◆ Exercise:
Copy every line of the records below verbatim, leaving out the pictures.

◆ Records for processing:
----------------------------------------

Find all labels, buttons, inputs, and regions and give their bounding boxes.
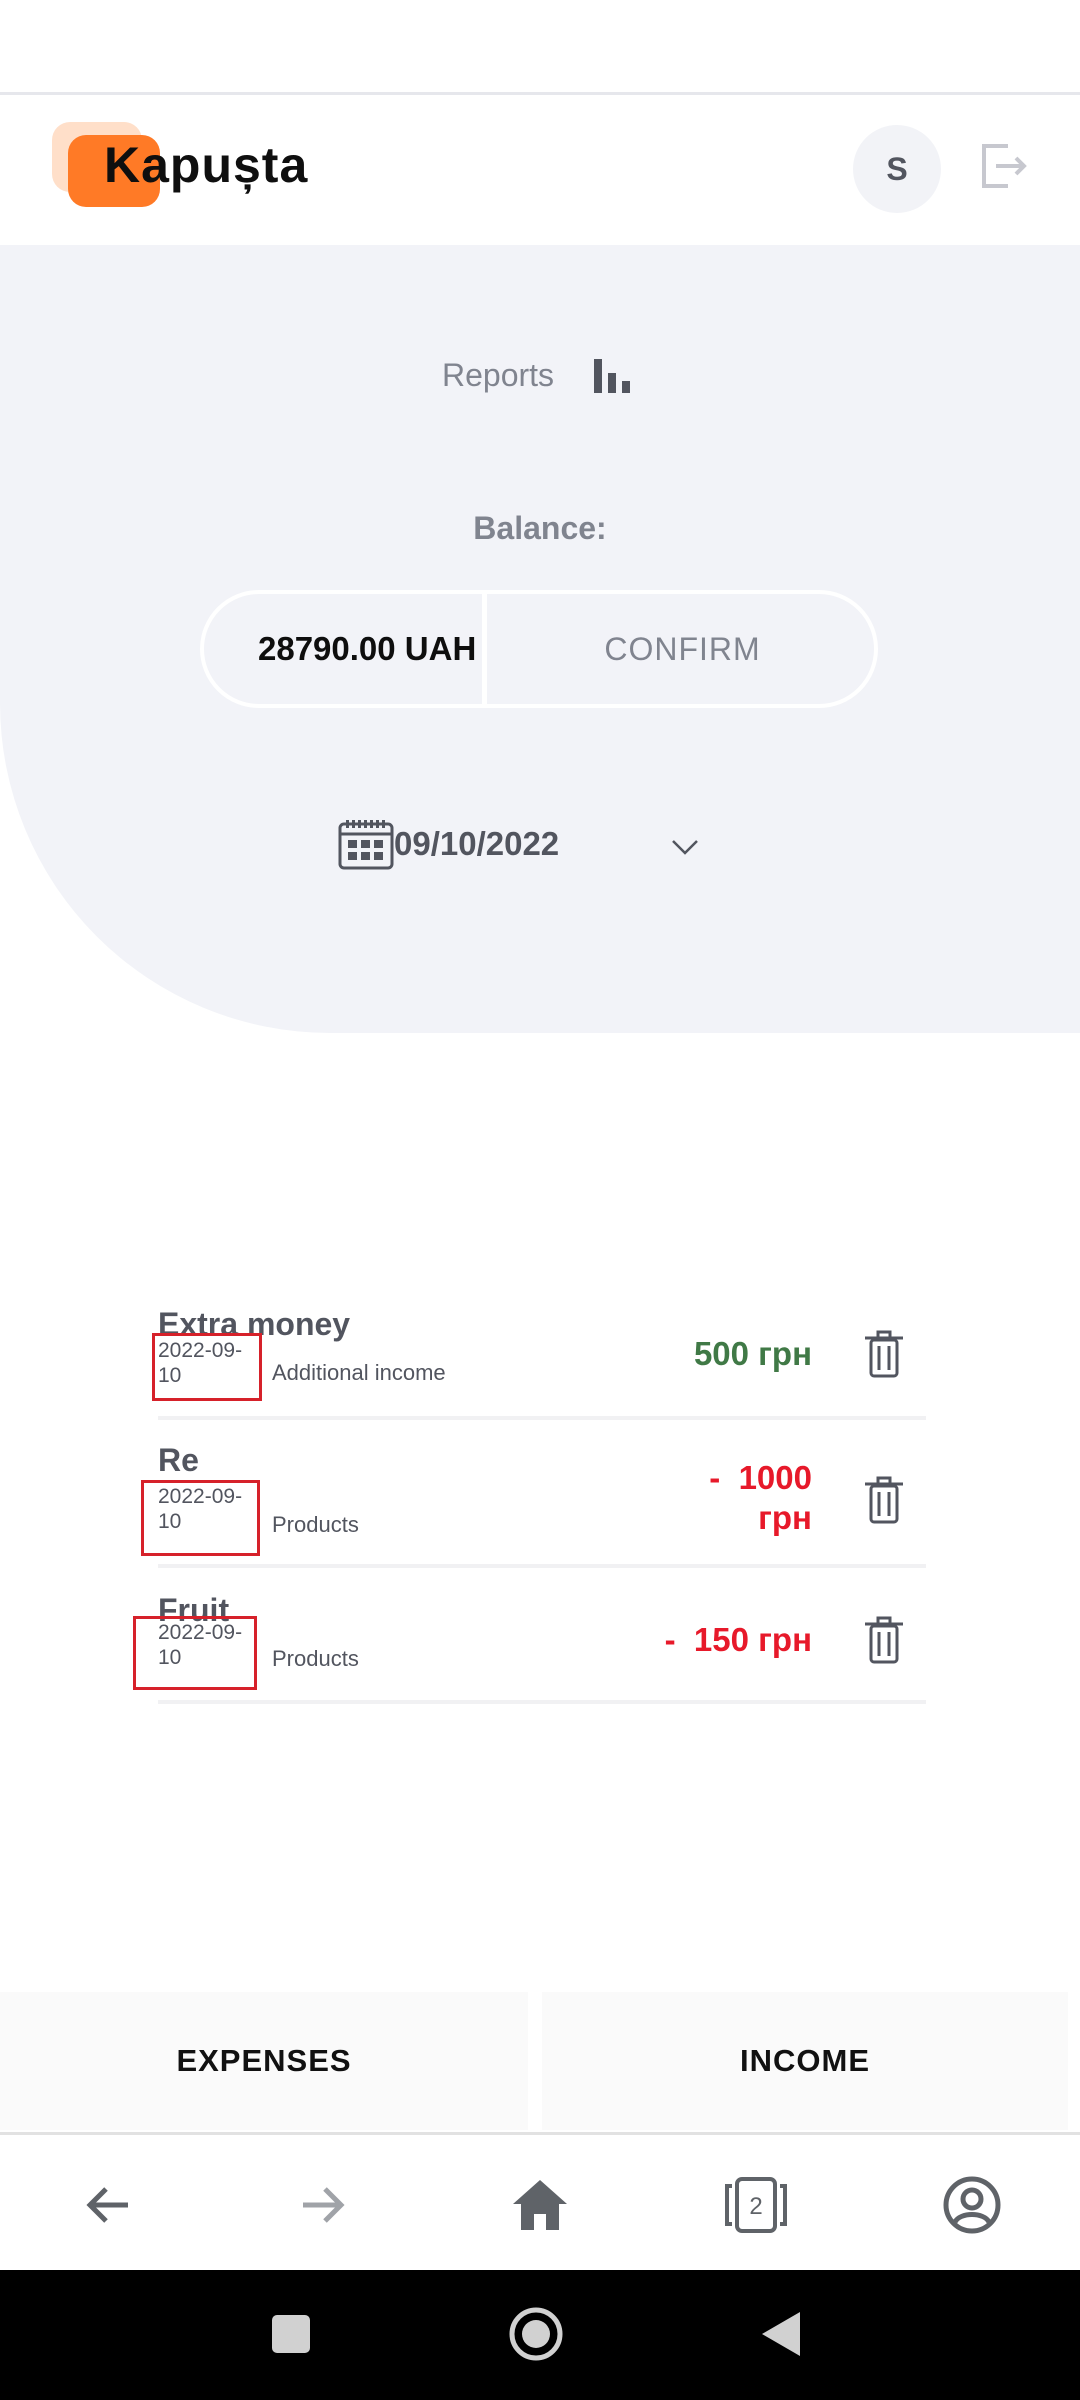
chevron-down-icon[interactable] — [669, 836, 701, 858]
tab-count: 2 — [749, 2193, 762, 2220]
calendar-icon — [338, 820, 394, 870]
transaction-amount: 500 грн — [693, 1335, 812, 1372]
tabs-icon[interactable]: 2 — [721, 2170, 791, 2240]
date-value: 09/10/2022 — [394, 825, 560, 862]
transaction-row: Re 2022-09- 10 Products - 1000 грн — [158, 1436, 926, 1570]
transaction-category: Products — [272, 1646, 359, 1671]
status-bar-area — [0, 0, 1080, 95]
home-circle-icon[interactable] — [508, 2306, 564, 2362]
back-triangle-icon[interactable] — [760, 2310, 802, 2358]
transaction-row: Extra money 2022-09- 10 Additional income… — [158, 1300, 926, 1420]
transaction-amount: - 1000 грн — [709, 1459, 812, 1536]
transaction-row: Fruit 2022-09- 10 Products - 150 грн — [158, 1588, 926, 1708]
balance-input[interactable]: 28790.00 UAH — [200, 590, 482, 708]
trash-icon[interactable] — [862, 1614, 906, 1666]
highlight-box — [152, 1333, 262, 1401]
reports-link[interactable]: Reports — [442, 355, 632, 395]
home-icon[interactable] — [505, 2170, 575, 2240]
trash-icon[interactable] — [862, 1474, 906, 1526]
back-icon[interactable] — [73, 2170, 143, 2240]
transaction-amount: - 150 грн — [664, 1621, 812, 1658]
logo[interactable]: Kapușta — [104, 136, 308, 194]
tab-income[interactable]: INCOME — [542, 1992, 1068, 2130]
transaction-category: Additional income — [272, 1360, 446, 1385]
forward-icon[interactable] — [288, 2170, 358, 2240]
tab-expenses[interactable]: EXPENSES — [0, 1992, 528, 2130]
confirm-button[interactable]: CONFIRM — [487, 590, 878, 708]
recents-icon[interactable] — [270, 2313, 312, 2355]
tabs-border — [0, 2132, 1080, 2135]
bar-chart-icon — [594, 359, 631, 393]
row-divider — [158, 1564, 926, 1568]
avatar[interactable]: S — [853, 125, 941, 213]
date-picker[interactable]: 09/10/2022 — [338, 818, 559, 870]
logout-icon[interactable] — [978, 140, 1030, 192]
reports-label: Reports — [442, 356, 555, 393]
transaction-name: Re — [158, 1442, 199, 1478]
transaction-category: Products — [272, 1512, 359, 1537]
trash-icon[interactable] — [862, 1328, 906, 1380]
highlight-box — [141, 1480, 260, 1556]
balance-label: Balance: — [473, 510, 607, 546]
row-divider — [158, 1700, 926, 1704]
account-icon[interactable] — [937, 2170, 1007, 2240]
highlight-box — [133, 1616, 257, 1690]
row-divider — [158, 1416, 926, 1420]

----------------------------------------

◆ Full response:
Find all labels, buttons, inputs, and regions and give their bounding boxes.
chevron-down-icon[interactable] — [669, 836, 701, 858]
tab-count: 2 — [749, 2193, 762, 2220]
calendar-icon — [338, 820, 394, 870]
transaction-amount: 500 грн — [693, 1335, 812, 1372]
tabs-icon[interactable]: 2 — [721, 2170, 791, 2240]
date-value: 09/10/2022 — [394, 825, 560, 862]
transaction-row: Re 2022-09- 10 Products - 1000 грн — [158, 1436, 926, 1570]
transaction-category: Products — [272, 1646, 359, 1671]
status-bar-area — [0, 0, 1080, 95]
home-circle-icon[interactable] — [508, 2306, 564, 2362]
back-triangle-icon[interactable] — [760, 2310, 802, 2358]
transaction-row: Extra money 2022-09- 10 Additional income… — [158, 1300, 926, 1420]
transaction-amount: - 1000 грн — [709, 1459, 812, 1536]
transaction-row: Fruit 2022-09- 10 Products - 150 грн — [158, 1588, 926, 1708]
balance-input[interactable]: 28790.00 UAH — [200, 590, 482, 708]
trash-icon[interactable] — [862, 1614, 906, 1666]
highlight-box — [152, 1333, 262, 1401]
reports-link[interactable]: Reports — [442, 355, 632, 395]
home-icon[interactable] — [505, 2170, 575, 2240]
trash-icon[interactable] — [862, 1474, 906, 1526]
back-icon[interactable] — [73, 2170, 143, 2240]
transaction-amount: - 150 грн — [664, 1621, 812, 1658]
logo[interactable]: Kapușta — [104, 136, 308, 194]
tab-income[interactable]: INCOME — [542, 1992, 1068, 2130]
transaction-category: Additional income — [272, 1360, 446, 1385]
forward-icon[interactable] — [288, 2170, 358, 2240]
tab-expenses[interactable]: EXPENSES — [0, 1992, 528, 2130]
confirm-button[interactable]: CONFIRM — [487, 590, 878, 708]
recents-icon[interactable] — [270, 2313, 312, 2355]
tabs-border — [0, 2132, 1080, 2135]
bar-chart-icon — [594, 359, 631, 393]
row-divider — [158, 1564, 926, 1568]
avatar[interactable]: S — [853, 125, 941, 213]
date-picker[interactable]: 09/10/2022 — [338, 818, 559, 870]
logout-icon[interactable] — [978, 140, 1030, 192]
reports-label: Reports — [442, 356, 555, 393]
transaction-name: Re — [158, 1442, 199, 1478]
transaction-category: Products — [272, 1512, 359, 1537]
trash-icon[interactable] — [862, 1328, 906, 1380]
highlight-box — [141, 1480, 260, 1556]
balance-label: Balance: — [473, 510, 607, 546]
row-divider — [158, 1700, 926, 1704]
account-icon[interactable] — [937, 2170, 1007, 2240]
highlight-box — [133, 1616, 257, 1690]
row-divider — [158, 1416, 926, 1420]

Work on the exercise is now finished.